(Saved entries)
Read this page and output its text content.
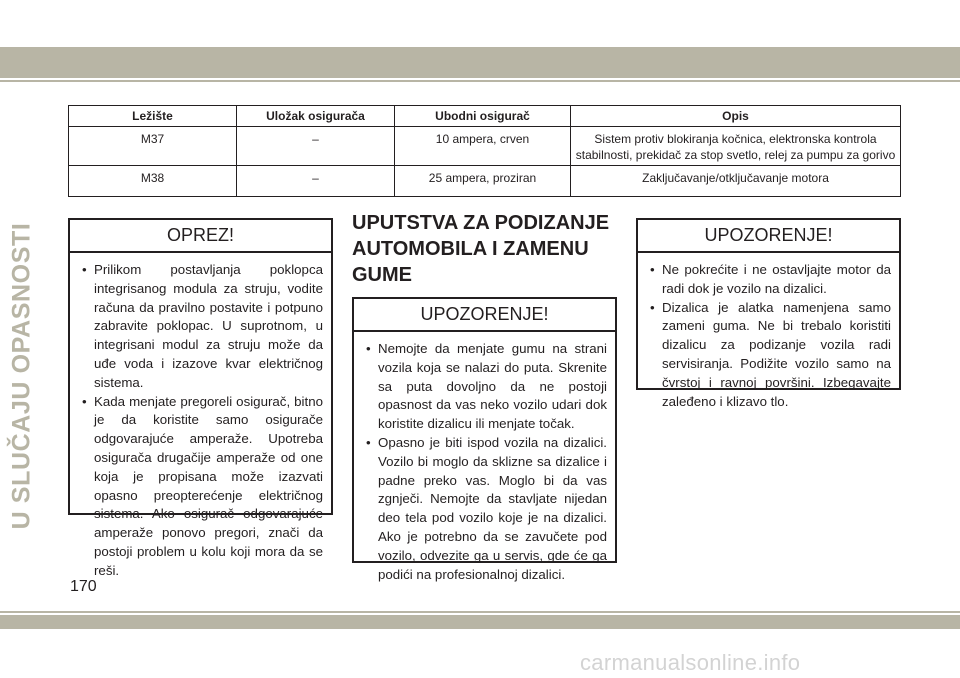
U SLUČAJU OPASNOSTI
Ležište	Uložak osigurača	Ubodni osigurač	Opis
M37	–	10 ampera, crven	Sistem protiv blokiranja kočnica, elektronska kontrola stabilnosti, prekidač za stop svetlo, relej za pumpu za gorivo
M38	–	25 ampera, proziran	Zaključavanje/otključavanje motora
OPREZ!
• Prilikom postavljanja poklopca integrisanog modula za struju, vodite računa da pravilno postavite i potpuno zabravite poklopac. U suprotnom, u integrisani modul za struju može da uđe voda i izazove kvar električnog sistema.
• Kada menjate pregoreli osigurač, bitno je da koristite samo osigurače odgovarajuće amperaže. Upotreba osigurača drugačije amperaže od one koja je propisana može izazvati opasno preopterećenje električnog sistema. Ako osigurač odgovarajuće amperaže ponovo pregori, znači da postoji problem u kolu koji mora da se reši.
UPUTSTVA ZA PODIZANJE AUTOMOBILA I ZAMENU GUME
UPOZORENJE!
• Nemojte da menjate gumu na strani vozila koja se nalazi do puta. Skrenite sa puta dovoljno da ne postoji opasnost da vas neko vozilo udari dok koristite dizalicu ili menjate točak.
• Opasno je biti ispod vozila na dizalici. Vozilo bi moglo da sklizne sa dizalice i padne preko vas. Moglo bi da vas zgnječi. Nemojte da stavljate nijedan deo tela pod vozilo koje je na dizalici. Ako je potrebno da se zavučete pod vozilo, odvezite ga u servis, gde će ga podići na profesionalnoj dizalici.
UPOZORENJE!
• Ne pokrećite i ne ostavljajte motor da radi dok je vozilo na dizalici.
• Dizalica je alatka namenjena samo zameni guma. Ne bi trebalo koristiti dizalicu za podizanje vozila radi servisiranja. Podižite vozilo samo na čvrstoj i ravnoj površini. Izbegavajte zaleđeno i klizavo tlo.
170
carmanualsonline.info
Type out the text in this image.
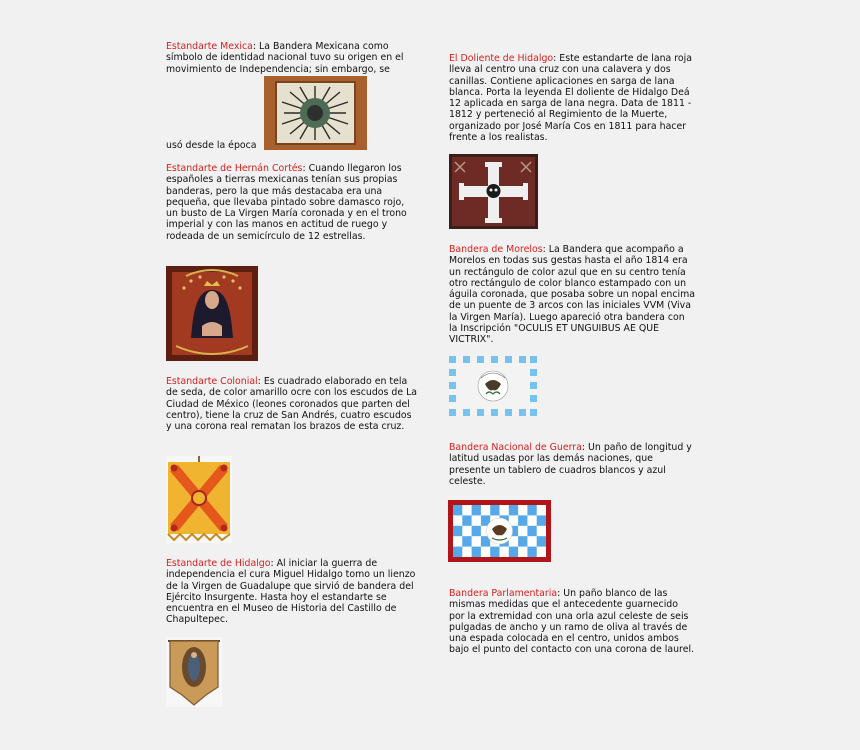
Estandarte Mexica: La Bandera Mexicana como símbolo de identidad nacional tuvo su origen en el movimiento de Independencia; sin embargo, se
usó desde la época
Estandarte de Hernán Cortés: Cuando llegaron los españoles a tierras mexicanas tenían sus propias banderas, pero la que más destacaba era una pequeña, que llevaba pintado sobre damasco rojo, un busto de La Virgen María coronada y en el trono imperial y con las manos en actitud de ruego y rodeada de un semicírculo de 12 estrellas.
Estandarte Colonial: Es cuadrado elaborado en tela de seda, de color amarillo ocre con los escudos de La Ciudad de México (leones coronados que parten del centro), tiene la cruz de San Andrés, cuatro escudos y una corona real rematan los brazos de esta cruz.
Estandarte de Hidalgo: Al iniciar la guerra de independencia el cura Miguel Hidalgo tomo un lienzo de la Virgen de Guadalupe que sirvió de bandera del Ejército Insurgente. Hasta hoy el estandarte se encuentra en el Museo de Historia del Castillo de Chapultepec.
El Doliente de Hidalgo: Este estandarte de lana roja lleva al centro una cruz con una calavera y dos canillas. Contiene aplicaciones en sarga de lana blanca. Porta la leyenda El doliente de Hidalgo Deá 12 aplicada en sarga de lana negra. Data de 1811 - 1812 y perteneció al Regimiento de la Muerte, organizado por José María Cos en 1811 para hacer frente a los realistas.
Bandera de Morelos: La Bandera que acompaño a Morelos en todas sus gestas hasta el año 1814 era un rectángulo de color azul que en su centro tenía otro rectángulo de color blanco estampado con un águila coronada, que posaba sobre un nopal encima de un puente de 3 arcos con las iniciales VVM (Viva la Virgen María). Luego apareció otra bandera con la Inscripción "OCULIS ET UNGUIBUS AE QUE VICTRIX".
Bandera Nacional de Guerra: Un paño de longitud y latitud usadas por las demás naciones, que presente un tablero de cuadros blancos y azul celeste.
Bandera Parlamentaria: Un paño blanco de las mismas medidas que el antecedente guarnecido por la extremidad con una orla azul celeste de seis pulgadas de ancho y un ramo de oliva al través de una espada colocada en el centro, unidos ambos bajo el punto del contacto con una corona de laurel.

## Work required
Make an exact copy of the data, leaving its pictures out.

## The response
Read this page and output its text content.
U SLUČAJU OPASNOSTI
Ležište	Uložak osigurača	Ubodni osigurač	Opis
M37	–	10 ampera, crven	Sistem protiv blokiranja kočnica, elektronska kontrola stabilnosti, prekidač za stop svetlo, relej za pumpu za gorivo
M38	–	25 ampera, proziran	Zaključavanje/otključavanje motora
OPREZ!
• Prilikom postavljanja poklopca integrisanog modula za struju, vodite računa da pravilno postavite i potpuno zabravite poklopac. U suprotnom, u integrisani modul za struju može da uđe voda i izazove kvar električnog sistema.
• Kada menjate pregoreli osigurač, bitno je da koristite samo osigurače odgovarajuće amperaže. Upotreba osigurača drugačije amperaže od one koja je propisana može izazvati opasno preopterećenje električnog sistema. Ako osigurač odgovarajuće amperaže ponovo pregori, znači da postoji problem u kolu koji mora da se reši.
UPUTSTVA ZA PODIZANJE AUTOMOBILA I ZAMENU GUME
UPOZORENJE!
• Nemojte da menjate gumu na strani vozila koja se nalazi do puta. Skrenite sa puta dovoljno da ne postoji opasnost da vas neko vozilo udari dok koristite dizalicu ili menjate točak.
• Opasno je biti ispod vozila na dizalici. Vozilo bi moglo da sklizne sa dizalice i padne preko vas. Moglo bi da vas zgnječi. Nemojte da stavljate nijedan deo tela pod vozilo koje je na dizalici. Ako je potrebno da se zavučete pod vozilo, odvezite ga u servis, gde će ga podići na profesionalnoj dizalici.
UPOZORENJE!
• Ne pokrećite i ne ostavljajte motor da radi dok je vozilo na dizalici.
• Dizalica je alatka namenjena samo zameni guma. Ne bi trebalo koristiti dizalicu za podizanje vozila radi servisiranja. Podižite vozilo samo na čvrstoj i ravnoj površini. Izbegavajte zaleđeno i klizavo tlo.
170
carmanualsonline.info
Type out the text in this image.
Estandarte Mexica: La Bandera Mexicana como símbolo de identidad nacional tuvo su origen en el movimiento de Independencia; sin embargo, se
usó desde la época
Estandarte de Hernán Cortés: Cuando llegaron los españoles a tierras mexicanas tenían sus propias banderas, pero la que más destacaba era una pequeña, que llevaba pintado sobre damasco rojo, un busto de La Virgen María coronada y en el trono imperial y con las manos en actitud de ruego y rodeada de un semicírculo de 12 estrellas.
Estandarte Colonial: Es cuadrado elaborado en tela de seda, de color amarillo ocre con los escudos de La Ciudad de México (leones coronados que parten del centro), tiene la cruz de San Andrés, cuatro escudos y una corona real rematan los brazos de esta cruz.
Estandarte de Hidalgo: Al iniciar la guerra de independencia el cura Miguel Hidalgo tomo un lienzo de la Virgen de Guadalupe que sirvió de bandera del Ejército Insurgente. Hasta hoy el estandarte se encuentra en el Museo de Historia del Castillo de Chapultepec.
El Doliente de Hidalgo: Este estandarte de lana roja lleva al centro una cruz con una calavera y dos canillas. Contiene aplicaciones en sarga de lana blanca. Porta la leyenda El doliente de Hidalgo Deá 12 aplicada en sarga de lana negra. Data de 1811 - 1812 y perteneció al Regimiento de la Muerte, organizado por José María Cos en 1811 para hacer frente a los realistas.
Bandera de Morelos: La Bandera que acompaño a Morelos en todas sus gestas hasta el año 1814 era un rectángulo de color azul que en su centro tenía otro rectángulo de color blanco estampado con un águila coronada, que posaba sobre un nopal encima de un puente de 3 arcos con las iniciales VVM (Viva la Virgen María). Luego apareció otra bandera con la Inscripción "OCULIS ET UNGUIBUS AE QUE VICTRIX".
Bandera Nacional de Guerra: Un paño de longitud y latitud usadas por las demás naciones, que presente un tablero de cuadros blancos y azul celeste.
Bandera Parlamentaria: Un paño blanco de las mismas medidas que el antecedente guarnecido por la extremidad con una orla azul celeste de seis pulgadas de ancho y un ramo de oliva al través de una espada colocada en el centro, unidos ambos bajo el punto del contacto con una corona de laurel.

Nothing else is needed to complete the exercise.